### Stated goal
Below are the records; locate each line with the word "Strg" and copy it.

# start of Supplied information

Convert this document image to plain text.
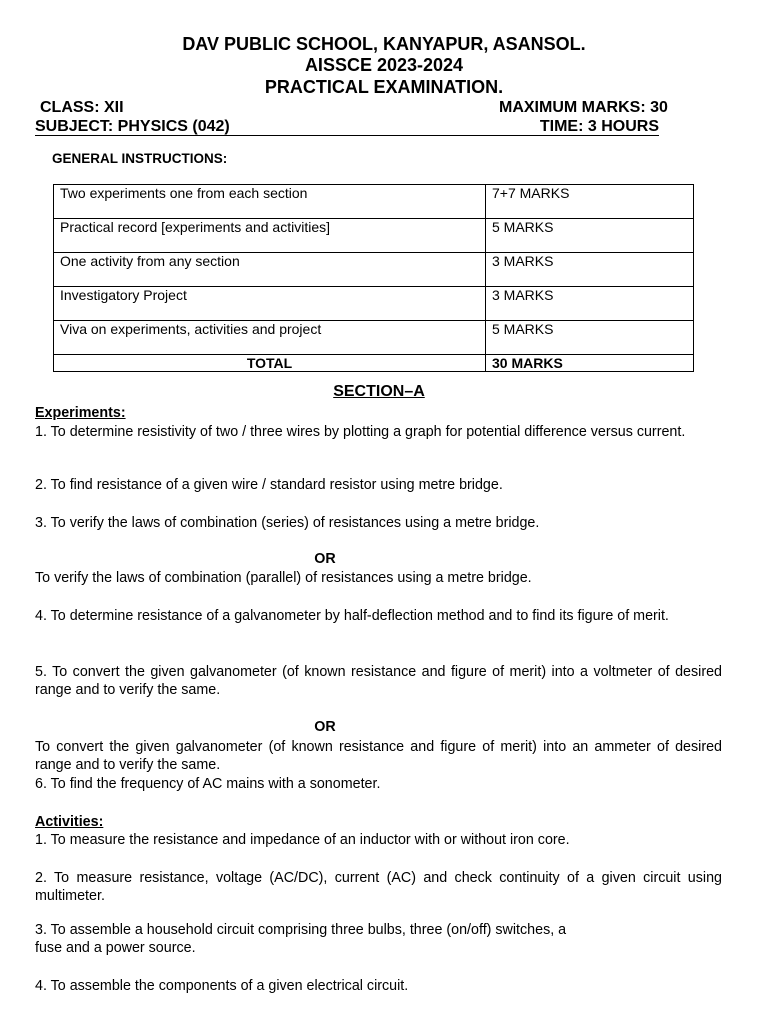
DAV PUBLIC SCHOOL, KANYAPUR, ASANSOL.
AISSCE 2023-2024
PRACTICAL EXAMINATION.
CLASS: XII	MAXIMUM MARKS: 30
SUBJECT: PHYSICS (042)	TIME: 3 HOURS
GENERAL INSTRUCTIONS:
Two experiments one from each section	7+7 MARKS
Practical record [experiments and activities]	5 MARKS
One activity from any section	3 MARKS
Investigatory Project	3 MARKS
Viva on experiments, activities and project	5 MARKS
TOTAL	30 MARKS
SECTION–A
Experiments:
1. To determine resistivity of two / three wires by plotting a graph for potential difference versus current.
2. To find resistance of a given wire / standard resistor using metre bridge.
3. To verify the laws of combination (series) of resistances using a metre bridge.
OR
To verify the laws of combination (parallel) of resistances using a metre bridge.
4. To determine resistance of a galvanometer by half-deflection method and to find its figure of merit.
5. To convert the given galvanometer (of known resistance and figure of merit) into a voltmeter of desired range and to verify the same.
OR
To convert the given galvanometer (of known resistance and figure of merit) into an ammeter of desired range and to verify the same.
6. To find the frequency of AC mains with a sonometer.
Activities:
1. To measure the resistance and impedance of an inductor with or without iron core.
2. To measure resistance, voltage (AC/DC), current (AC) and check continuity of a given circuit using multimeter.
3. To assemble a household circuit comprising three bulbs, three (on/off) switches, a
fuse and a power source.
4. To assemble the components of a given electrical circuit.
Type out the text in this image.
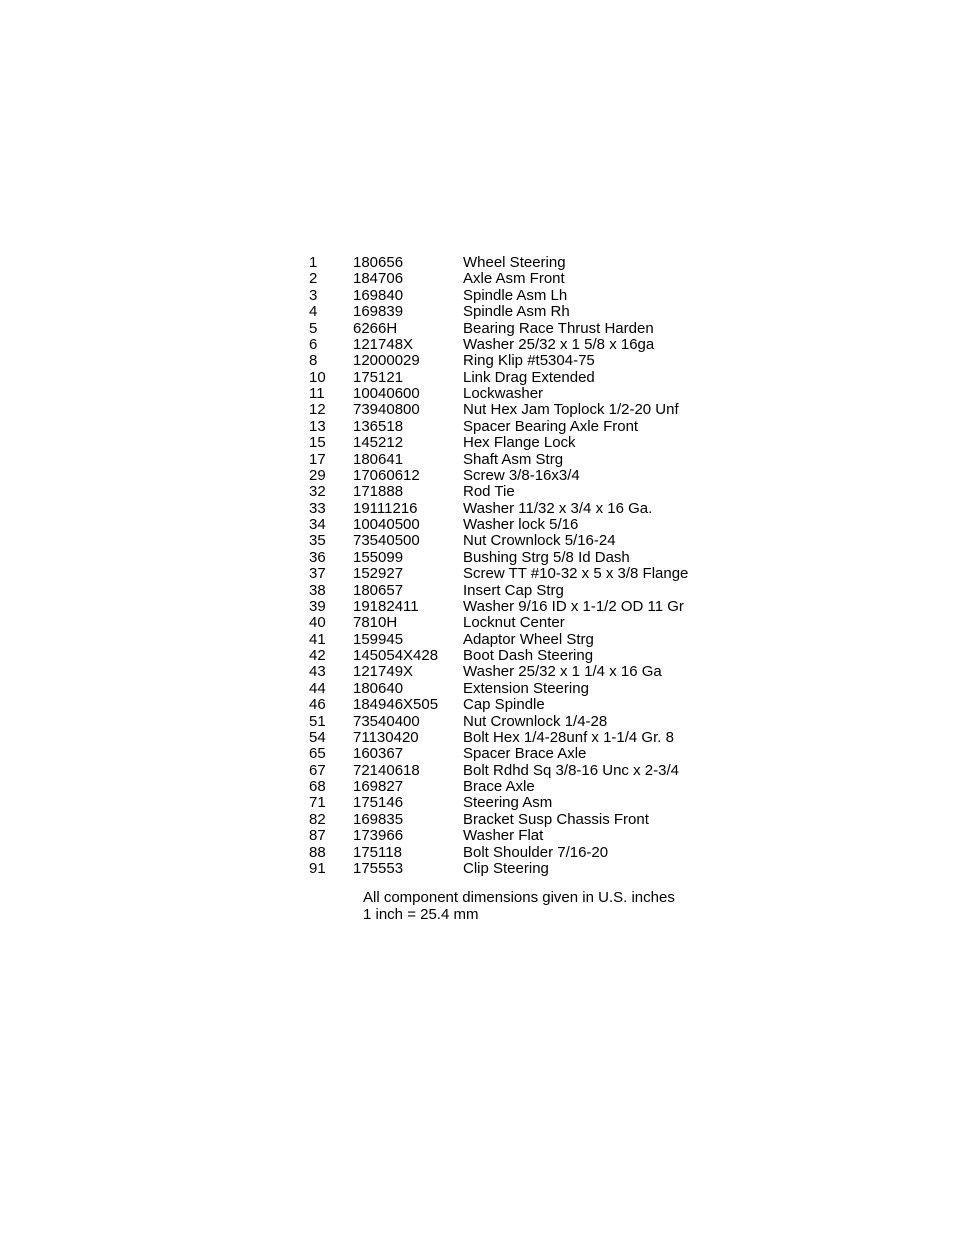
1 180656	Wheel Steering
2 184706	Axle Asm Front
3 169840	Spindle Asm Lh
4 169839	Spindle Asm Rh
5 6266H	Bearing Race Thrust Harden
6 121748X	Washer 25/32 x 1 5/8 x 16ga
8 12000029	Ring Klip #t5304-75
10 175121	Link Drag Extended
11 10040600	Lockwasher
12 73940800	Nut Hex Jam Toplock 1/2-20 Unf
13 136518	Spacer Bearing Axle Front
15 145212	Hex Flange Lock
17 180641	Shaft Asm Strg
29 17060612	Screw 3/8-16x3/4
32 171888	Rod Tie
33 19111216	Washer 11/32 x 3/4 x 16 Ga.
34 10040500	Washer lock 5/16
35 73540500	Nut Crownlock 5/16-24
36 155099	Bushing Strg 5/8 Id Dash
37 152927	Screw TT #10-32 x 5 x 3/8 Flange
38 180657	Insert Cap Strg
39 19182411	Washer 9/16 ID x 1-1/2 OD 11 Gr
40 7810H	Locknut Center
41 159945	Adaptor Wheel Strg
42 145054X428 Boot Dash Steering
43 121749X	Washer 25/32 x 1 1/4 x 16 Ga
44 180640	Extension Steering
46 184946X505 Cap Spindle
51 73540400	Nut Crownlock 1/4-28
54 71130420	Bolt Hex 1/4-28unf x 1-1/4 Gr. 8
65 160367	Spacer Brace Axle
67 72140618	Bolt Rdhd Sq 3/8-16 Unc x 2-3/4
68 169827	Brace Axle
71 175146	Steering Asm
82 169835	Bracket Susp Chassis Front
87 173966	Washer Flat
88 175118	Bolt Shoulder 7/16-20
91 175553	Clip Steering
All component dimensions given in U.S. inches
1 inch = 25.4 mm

# end of Supplied information

### Response to this task
17 180641	Shaft Asm Strg
36 155099	Bushing Strg 5/8 Id Dash
38 180657	Insert Cap Strg
41 159945	Adaptor Wheel Strg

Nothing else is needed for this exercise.